>> BEGIN

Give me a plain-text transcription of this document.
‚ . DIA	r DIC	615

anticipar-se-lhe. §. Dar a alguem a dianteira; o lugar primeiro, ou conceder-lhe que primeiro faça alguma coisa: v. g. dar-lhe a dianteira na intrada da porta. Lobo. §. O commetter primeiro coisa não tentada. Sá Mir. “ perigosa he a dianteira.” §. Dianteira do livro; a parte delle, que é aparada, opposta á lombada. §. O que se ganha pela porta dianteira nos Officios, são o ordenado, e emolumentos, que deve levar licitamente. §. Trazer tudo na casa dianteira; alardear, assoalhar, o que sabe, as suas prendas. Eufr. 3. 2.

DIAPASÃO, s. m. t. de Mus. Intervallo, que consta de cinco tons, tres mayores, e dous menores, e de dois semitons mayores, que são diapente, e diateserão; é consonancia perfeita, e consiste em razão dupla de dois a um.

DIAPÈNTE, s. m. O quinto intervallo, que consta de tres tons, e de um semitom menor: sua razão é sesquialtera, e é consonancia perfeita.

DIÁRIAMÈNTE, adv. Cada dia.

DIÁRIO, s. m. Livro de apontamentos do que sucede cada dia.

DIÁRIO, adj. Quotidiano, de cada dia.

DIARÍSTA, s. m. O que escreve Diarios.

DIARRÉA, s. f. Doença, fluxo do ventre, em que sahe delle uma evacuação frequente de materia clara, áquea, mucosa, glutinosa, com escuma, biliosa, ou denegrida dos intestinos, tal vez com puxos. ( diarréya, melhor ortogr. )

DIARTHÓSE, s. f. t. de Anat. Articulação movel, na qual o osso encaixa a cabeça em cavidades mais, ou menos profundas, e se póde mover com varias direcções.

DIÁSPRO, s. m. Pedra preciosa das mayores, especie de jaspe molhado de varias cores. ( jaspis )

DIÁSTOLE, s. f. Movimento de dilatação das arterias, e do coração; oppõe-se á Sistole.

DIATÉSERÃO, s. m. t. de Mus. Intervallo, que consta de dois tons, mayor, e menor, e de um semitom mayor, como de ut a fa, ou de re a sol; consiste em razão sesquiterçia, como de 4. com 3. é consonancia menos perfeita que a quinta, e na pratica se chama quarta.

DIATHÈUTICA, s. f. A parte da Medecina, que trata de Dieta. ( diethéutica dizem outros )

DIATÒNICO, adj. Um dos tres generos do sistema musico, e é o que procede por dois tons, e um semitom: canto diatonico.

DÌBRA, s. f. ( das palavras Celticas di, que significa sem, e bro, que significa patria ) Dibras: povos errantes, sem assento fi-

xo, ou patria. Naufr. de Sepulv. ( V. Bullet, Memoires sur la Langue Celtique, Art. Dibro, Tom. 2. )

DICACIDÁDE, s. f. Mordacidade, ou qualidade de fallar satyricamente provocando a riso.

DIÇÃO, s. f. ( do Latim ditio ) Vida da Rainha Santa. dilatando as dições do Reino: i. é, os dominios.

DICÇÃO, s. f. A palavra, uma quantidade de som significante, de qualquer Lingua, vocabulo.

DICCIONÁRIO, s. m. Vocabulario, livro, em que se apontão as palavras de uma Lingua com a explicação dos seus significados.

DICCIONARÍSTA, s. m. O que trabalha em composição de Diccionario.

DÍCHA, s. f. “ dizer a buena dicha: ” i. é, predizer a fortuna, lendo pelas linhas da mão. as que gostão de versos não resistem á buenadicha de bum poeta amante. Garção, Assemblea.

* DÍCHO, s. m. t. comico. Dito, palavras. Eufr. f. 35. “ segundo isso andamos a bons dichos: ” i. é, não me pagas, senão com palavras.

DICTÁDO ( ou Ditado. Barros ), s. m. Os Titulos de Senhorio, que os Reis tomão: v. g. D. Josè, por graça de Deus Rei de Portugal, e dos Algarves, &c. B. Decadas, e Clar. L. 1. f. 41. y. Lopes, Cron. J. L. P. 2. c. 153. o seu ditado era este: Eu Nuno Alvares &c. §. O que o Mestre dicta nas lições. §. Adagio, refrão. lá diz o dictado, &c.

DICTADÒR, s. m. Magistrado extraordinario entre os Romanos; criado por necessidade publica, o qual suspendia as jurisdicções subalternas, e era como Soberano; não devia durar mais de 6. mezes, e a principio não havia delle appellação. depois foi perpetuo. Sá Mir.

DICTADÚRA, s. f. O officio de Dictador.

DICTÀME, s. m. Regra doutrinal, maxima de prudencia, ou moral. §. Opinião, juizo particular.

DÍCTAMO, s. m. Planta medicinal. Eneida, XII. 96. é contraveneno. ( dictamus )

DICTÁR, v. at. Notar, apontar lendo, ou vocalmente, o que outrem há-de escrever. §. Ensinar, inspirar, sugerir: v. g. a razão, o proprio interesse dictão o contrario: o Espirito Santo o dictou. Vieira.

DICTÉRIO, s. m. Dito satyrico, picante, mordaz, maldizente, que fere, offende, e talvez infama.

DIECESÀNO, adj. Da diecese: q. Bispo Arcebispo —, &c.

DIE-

>> END
>> BEGIN

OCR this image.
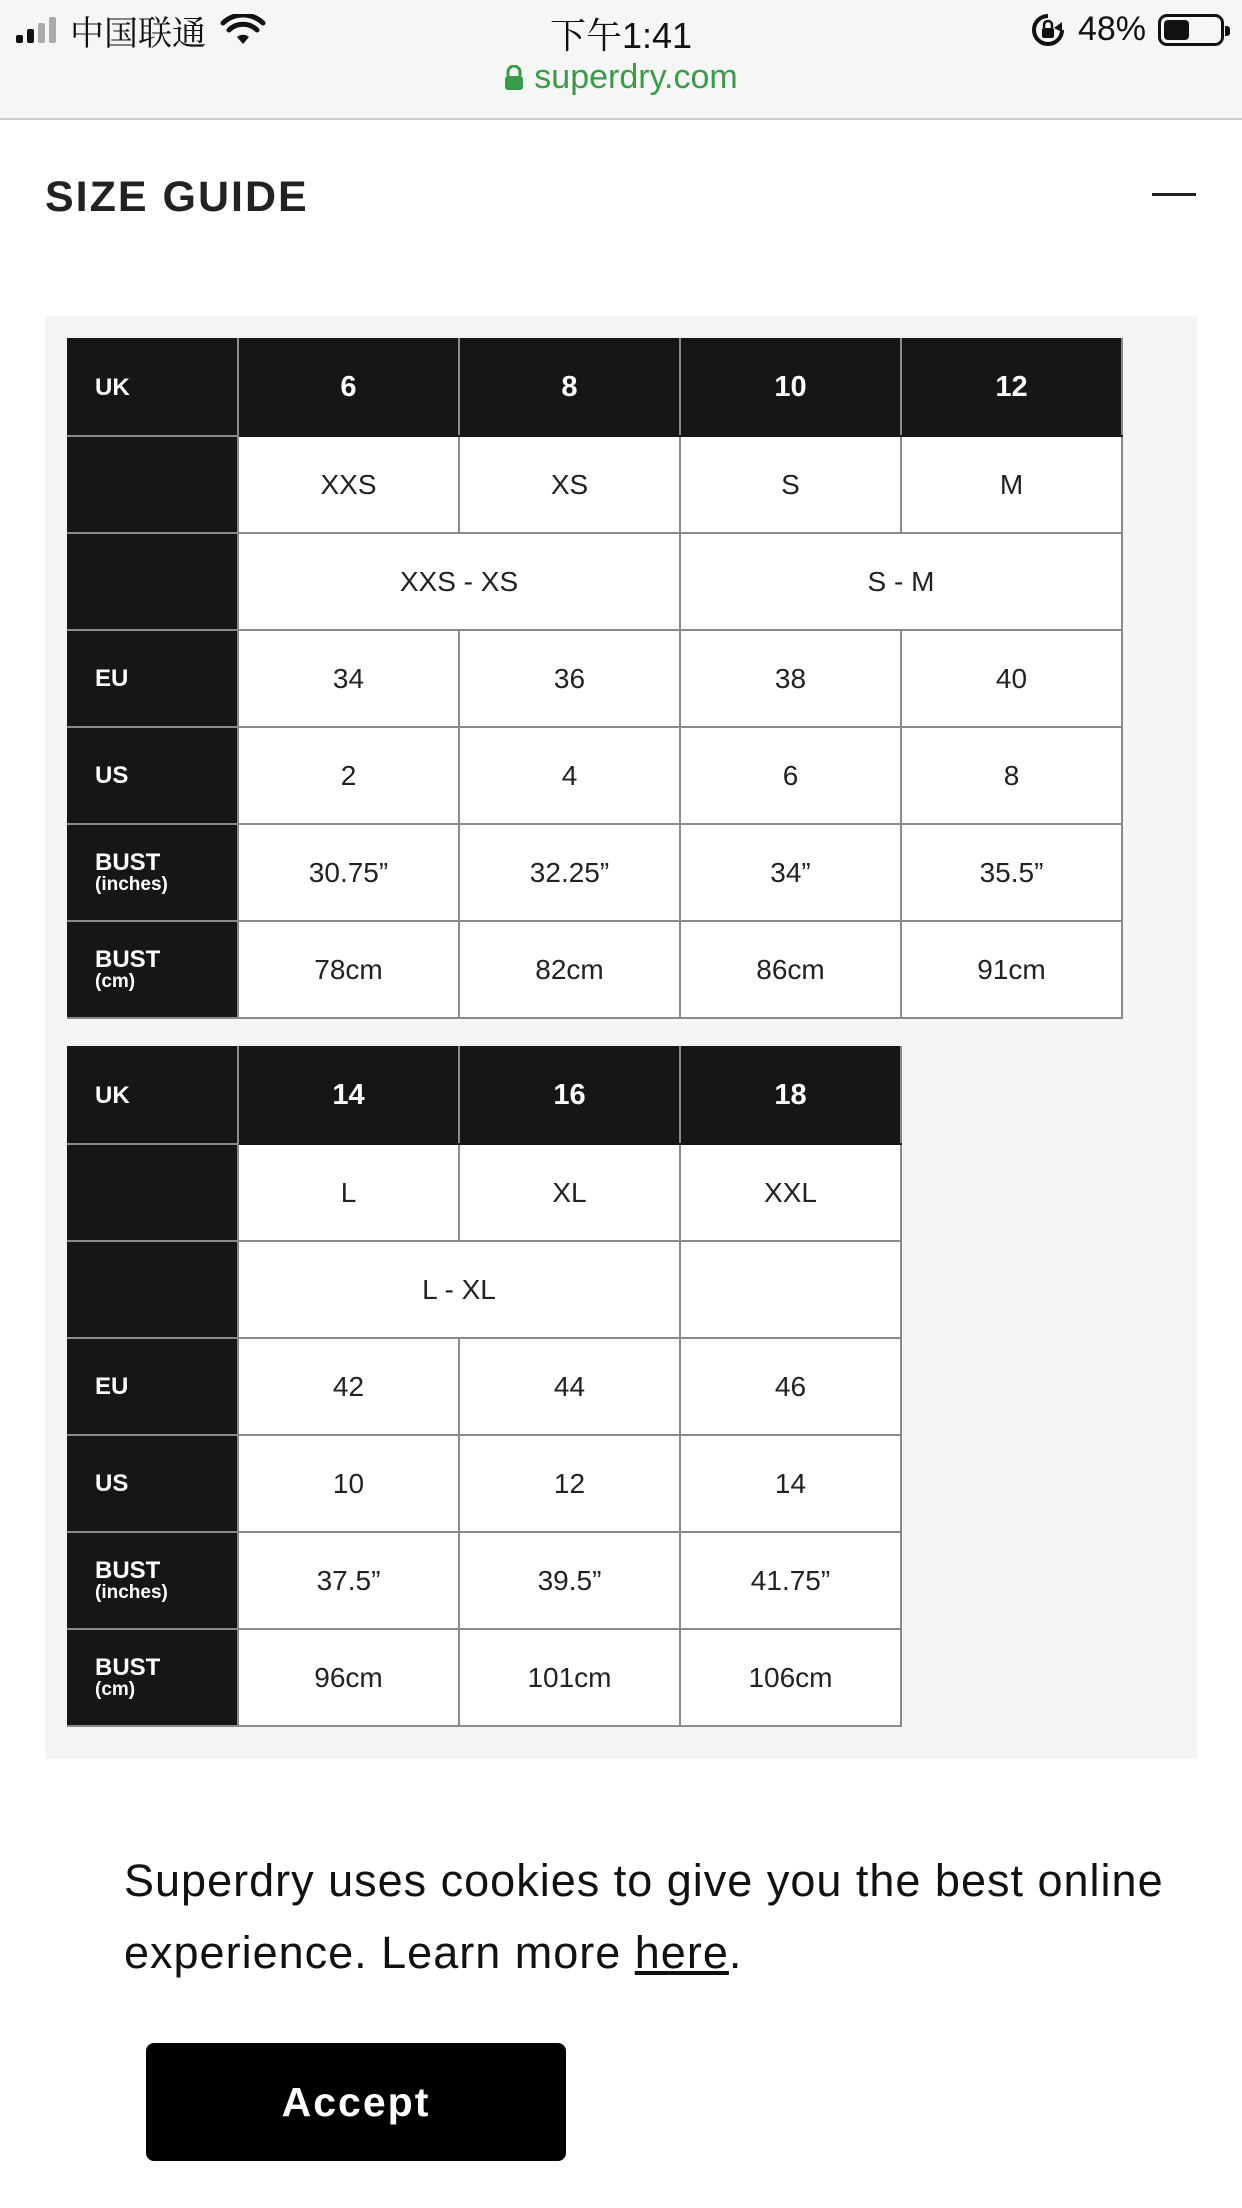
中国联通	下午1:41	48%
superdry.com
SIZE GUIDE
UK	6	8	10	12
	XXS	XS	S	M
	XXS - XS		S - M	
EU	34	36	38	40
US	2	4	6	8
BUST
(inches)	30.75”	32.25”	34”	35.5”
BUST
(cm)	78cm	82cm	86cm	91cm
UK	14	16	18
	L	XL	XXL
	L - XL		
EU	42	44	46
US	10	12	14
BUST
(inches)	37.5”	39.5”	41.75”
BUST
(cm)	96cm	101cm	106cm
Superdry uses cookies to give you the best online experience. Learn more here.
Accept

>> END

» **EXERCISE**:
Read the lines above. Gather those in which the string "this" is found.

» **FINISHED TASK**:
Give me a plain-text transcription of this document.
OCR this image.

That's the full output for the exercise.